**Work to do**
Leaving the pictures aside, transcribe every line below exactly.

[Data records]
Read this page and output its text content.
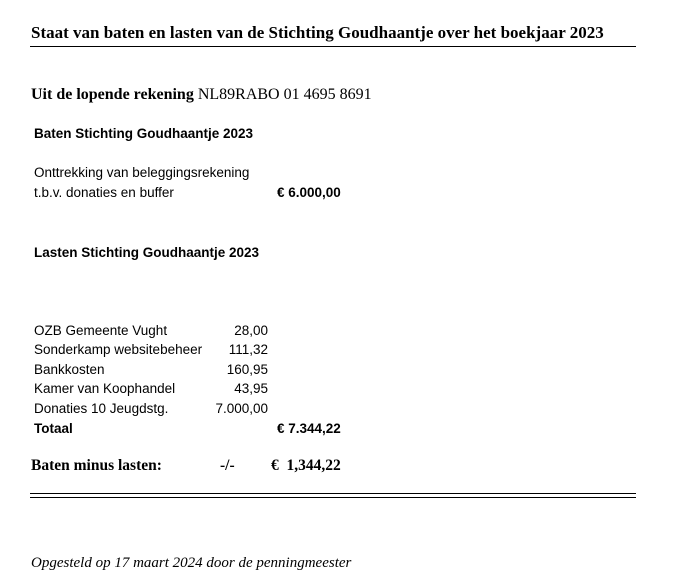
Staat van baten en lasten van de Stichting Goudhaantje over het boekjaar 2023
Uit de lopende rekening NL89RABO 01 4695 8691
Baten Stichting Goudhaantje 2023
Onttrekking van beleggingsrekening
t.b.v. donaties en buffer	€ 6.000,00
Lasten Stichting Goudhaantje 2023
OZB Gemeente Vught	28,00
Sonderkamp websitebeheer	111,32
Bankkosten	160,95
Kamer van Koophandel	43,95
Donaties 10 Jeugdstg.	7.000,00
Totaal	€ 7.344,22
Baten minus lasten:	-/- €  1,344,22
Opgesteld op 17 maart 2024 door de penningmeester
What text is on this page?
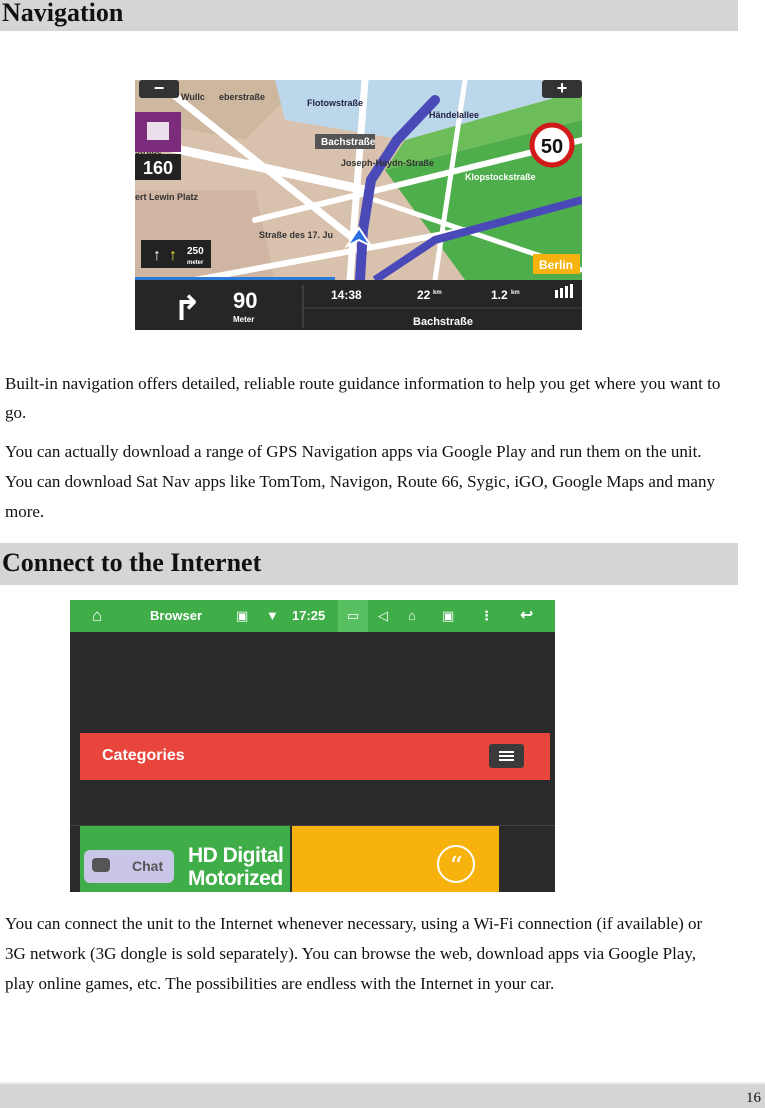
Navigation
−	+
Wullc eberstraße
Flotowstraße
Händelallee
Bachstraße
Joseph-Haydn-Straße
Klopstockstraße
ert Lewin Platz
Straße des 17. Ju
160
50
↑ ↑ 250
meter	Berlin
↱ 90
Meter
14:38	22 km	1.2 km
Bachstraße

Built-in navigation offers detailed, reliable route guidance information to help you get where you want to go.

You can actually download a range of GPS Navigation apps via Google Play and run them on the unit. You can download Sat Nav apps like TomTom, Navigon, Route 66, Sygic, iGO, Google Maps and many more.

Connect to the Internet
⌂	Browser	▣ ▼ 17:25	▭	◁ ⌂ ▣ ⋮ ↩
Categories
HD Digital
Motorized	“
Chat

You can connect the unit to the Internet whenever necessary, using a Wi-Fi connection (if available) or 3G network (3G dongle is sold separately). You can browse the web, download apps via Google Play, play online games, etc. The possibilities are endless with the Internet in your car.

16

**Result below**
Read this page and output its text content.
Staat van baten en lasten van de Stichting Goudhaantje over het boekjaar 2023
Uit de lopende rekening NL89RABO 01 4695 8691
Baten Stichting Goudhaantje 2023
Onttrekking van beleggingsrekening
t.b.v. donaties en buffer	€ 6.000,00
Lasten Stichting Goudhaantje 2023
OZB Gemeente Vught	28,00
Sonderkamp websitebeheer	111,32
Bankkosten	160,95
Kamer van Koophandel	43,95
Donaties 10 Jeugdstg.	7.000,00
Totaal	€ 7.344,22
Baten minus lasten:	-/- €  1,344,22
Opgesteld op 17 maart 2024 door de penningmeester
What text is on this page?
Navigation
−	+
Wullc eberstraße
Flotowstraße
Händelallee
Bachstraße
Joseph-Haydn-Straße
Klopstockstraße
ert Lewin Platz
Straße des 17. Ju
160
50
↑ ↑ 250
meter	Berlin
↱ 90
Meter
14:38	22 km	1.2 km
Bachstraße

Built-in navigation offers detailed, reliable route guidance information to help you get where you want to go.

You can actually download a range of GPS Navigation apps via Google Play and run them on the unit. You can download Sat Nav apps like TomTom, Navigon, Route 66, Sygic, iGO, Google Maps and many more.

Connect to the Internet
⌂	Browser	▣ ▼ 17:25	▭	◁ ⌂ ▣ ⋮ ↩
Categories
HD Digital
Motorized	“
Chat

You can connect the unit to the Internet whenever necessary, using a Wi-Fi connection (if available) or 3G network (3G dongle is sold separately). You can browse the web, download apps via Google Play, play online games, etc. The possibilities are endless with the Internet in your car.

16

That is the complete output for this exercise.